Begin Extracted information

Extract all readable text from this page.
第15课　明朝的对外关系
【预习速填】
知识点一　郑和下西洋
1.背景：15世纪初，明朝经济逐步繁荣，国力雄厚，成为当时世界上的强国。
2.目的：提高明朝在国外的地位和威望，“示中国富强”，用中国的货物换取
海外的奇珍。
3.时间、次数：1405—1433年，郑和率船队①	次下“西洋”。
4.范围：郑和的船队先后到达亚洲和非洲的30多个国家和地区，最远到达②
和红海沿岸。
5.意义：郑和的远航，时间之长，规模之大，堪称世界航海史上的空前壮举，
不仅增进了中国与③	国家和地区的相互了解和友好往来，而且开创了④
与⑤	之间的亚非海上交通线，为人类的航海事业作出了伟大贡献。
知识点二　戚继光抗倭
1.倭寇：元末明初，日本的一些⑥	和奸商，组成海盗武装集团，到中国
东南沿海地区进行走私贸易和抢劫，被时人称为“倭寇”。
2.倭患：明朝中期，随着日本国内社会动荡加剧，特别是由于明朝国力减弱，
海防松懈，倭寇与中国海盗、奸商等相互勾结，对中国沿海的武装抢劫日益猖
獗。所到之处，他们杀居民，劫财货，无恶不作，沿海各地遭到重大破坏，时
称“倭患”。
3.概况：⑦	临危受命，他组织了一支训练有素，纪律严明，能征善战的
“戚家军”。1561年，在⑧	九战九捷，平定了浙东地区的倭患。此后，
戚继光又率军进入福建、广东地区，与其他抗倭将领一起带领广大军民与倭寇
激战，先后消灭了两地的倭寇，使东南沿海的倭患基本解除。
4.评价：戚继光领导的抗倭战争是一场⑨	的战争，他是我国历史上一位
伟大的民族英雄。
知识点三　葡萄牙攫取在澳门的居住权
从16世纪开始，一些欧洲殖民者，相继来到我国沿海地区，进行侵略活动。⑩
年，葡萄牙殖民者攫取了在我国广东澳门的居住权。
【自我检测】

End Extracted information

● **Problem statement**:
Please restate the data word for word, every record included.

● **Exercise result**:
Extract all readable text from this page.
第15课　明朝的对外关系
【预习速填】
知识点一　郑和下西洋
1.背景：15世纪初，明朝经济逐步繁荣，国力雄厚，成为当时世界上的强国。
2.目的：提高明朝在国外的地位和威望，“示中国富强”，用中国的货物换取
海外的奇珍。
3.时间、次数：1405—1433年，郑和率船队①	次下“西洋”。
4.范围：郑和的船队先后到达亚洲和非洲的30多个国家和地区，最远到达②
和红海沿岸。
5.意义：郑和的远航，时间之长，规模之大，堪称世界航海史上的空前壮举，
不仅增进了中国与③	国家和地区的相互了解和友好往来，而且开创了④
与⑤	之间的亚非海上交通线，为人类的航海事业作出了伟大贡献。
知识点二　戚继光抗倭
1.倭寇：元末明初，日本的一些⑥	和奸商，组成海盗武装集团，到中国
东南沿海地区进行走私贸易和抢劫，被时人称为“倭寇”。
2.倭患：明朝中期，随着日本国内社会动荡加剧，特别是由于明朝国力减弱，
海防松懈，倭寇与中国海盗、奸商等相互勾结，对中国沿海的武装抢劫日益猖
獗。所到之处，他们杀居民，劫财货，无恶不作，沿海各地遭到重大破坏，时
称“倭患”。
3.概况：⑦	临危受命，他组织了一支训练有素，纪律严明，能征善战的
“戚家军”。1561年，在⑧	九战九捷，平定了浙东地区的倭患。此后，
戚继光又率军进入福建、广东地区，与其他抗倭将领一起带领广大军民与倭寇
激战，先后消灭了两地的倭寇，使东南沿海的倭患基本解除。
4.评价：戚继光领导的抗倭战争是一场⑨	的战争，他是我国历史上一位
伟大的民族英雄。
知识点三　葡萄牙攫取在澳门的居住权
从16世纪开始，一些欧洲殖民者，相继来到我国沿海地区，进行侵略活动。⑩
年，葡萄牙殖民者攫取了在我国广东澳门的居住权。
【自我检测】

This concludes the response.